WHAT THE EXERCISE ASKS
Find each line with the word "Insert" and copy it.

____ MATERIAL TO PROCESS

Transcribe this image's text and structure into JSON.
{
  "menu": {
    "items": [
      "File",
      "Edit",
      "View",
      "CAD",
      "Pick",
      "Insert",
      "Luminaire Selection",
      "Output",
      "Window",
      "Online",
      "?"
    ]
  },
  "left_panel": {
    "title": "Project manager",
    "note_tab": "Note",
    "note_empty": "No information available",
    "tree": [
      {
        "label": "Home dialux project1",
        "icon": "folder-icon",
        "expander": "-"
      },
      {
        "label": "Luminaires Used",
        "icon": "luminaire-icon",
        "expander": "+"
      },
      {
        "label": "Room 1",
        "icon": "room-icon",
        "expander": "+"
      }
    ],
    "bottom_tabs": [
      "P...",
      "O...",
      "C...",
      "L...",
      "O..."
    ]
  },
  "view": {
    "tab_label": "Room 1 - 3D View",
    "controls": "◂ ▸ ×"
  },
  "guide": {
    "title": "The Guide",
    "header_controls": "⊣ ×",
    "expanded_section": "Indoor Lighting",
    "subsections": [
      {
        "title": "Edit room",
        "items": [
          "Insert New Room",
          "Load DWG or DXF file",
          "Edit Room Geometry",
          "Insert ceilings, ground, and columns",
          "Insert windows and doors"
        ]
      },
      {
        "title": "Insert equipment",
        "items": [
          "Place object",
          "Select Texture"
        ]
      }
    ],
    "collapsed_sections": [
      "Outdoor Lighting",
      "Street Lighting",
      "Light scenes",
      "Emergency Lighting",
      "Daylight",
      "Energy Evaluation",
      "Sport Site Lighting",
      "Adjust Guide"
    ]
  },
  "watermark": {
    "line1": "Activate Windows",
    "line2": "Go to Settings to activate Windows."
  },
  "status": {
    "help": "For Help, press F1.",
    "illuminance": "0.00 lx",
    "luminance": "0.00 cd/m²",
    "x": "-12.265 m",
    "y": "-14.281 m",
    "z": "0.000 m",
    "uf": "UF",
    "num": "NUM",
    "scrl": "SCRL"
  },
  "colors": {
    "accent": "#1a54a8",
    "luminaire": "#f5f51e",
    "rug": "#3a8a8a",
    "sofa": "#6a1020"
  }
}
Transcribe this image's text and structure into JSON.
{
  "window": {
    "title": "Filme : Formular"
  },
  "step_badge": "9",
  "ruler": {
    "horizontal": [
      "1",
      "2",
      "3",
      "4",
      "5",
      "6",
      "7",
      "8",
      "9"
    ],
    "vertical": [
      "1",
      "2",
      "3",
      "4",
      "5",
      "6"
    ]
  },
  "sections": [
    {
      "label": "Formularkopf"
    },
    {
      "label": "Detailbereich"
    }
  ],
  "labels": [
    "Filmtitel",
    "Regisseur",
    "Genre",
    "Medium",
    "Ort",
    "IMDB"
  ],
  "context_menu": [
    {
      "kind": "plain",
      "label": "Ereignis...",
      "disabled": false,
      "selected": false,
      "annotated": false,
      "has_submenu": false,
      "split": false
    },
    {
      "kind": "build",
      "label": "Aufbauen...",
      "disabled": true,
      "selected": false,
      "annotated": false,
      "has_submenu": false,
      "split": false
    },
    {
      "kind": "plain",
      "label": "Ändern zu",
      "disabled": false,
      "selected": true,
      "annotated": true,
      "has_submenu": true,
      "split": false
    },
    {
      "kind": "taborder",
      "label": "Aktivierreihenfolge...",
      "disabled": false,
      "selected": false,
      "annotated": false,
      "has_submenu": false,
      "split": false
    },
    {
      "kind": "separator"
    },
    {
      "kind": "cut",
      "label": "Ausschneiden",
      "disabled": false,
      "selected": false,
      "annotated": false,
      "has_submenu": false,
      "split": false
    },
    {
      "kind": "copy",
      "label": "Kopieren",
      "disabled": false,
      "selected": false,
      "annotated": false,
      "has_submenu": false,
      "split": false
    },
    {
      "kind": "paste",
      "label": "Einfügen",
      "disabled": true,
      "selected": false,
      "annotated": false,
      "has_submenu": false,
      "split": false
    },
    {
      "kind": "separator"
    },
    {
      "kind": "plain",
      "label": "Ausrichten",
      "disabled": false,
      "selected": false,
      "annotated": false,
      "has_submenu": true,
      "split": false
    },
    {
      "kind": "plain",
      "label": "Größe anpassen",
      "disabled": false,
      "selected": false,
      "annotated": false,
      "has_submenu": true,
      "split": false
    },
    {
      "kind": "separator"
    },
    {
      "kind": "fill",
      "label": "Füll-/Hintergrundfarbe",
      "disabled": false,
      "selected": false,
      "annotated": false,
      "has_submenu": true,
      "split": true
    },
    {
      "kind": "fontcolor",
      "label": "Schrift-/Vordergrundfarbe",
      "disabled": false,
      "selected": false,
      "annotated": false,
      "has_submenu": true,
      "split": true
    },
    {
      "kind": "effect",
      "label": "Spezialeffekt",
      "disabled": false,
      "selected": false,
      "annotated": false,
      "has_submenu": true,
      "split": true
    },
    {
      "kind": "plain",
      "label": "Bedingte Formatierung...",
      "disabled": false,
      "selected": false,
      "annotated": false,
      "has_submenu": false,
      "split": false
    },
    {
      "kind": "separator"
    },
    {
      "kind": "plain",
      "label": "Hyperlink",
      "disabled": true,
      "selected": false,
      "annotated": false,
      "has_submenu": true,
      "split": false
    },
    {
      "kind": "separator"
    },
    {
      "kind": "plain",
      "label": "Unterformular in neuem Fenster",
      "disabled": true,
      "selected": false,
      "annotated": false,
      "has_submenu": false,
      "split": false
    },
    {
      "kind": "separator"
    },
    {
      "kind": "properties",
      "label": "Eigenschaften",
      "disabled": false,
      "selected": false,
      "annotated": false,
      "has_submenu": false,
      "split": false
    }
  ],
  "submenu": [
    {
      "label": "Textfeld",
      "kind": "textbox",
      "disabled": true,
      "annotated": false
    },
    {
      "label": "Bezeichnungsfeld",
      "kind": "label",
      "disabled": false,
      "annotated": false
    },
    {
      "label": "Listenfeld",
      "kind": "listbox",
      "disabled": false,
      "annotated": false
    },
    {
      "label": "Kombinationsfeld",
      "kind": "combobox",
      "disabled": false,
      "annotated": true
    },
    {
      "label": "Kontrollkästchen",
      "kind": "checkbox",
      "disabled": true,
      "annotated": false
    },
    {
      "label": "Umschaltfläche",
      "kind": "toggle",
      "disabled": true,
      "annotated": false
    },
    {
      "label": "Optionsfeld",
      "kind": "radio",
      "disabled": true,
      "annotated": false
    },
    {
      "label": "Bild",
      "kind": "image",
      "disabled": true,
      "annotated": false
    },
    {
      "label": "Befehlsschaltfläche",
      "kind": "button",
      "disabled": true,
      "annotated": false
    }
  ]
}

________

THE REPLY
      "Insert",
          "Insert New Room",
          "Insert ceilings, ground, and columns",
          "Insert windows and doors"
        "title": "Insert equipment",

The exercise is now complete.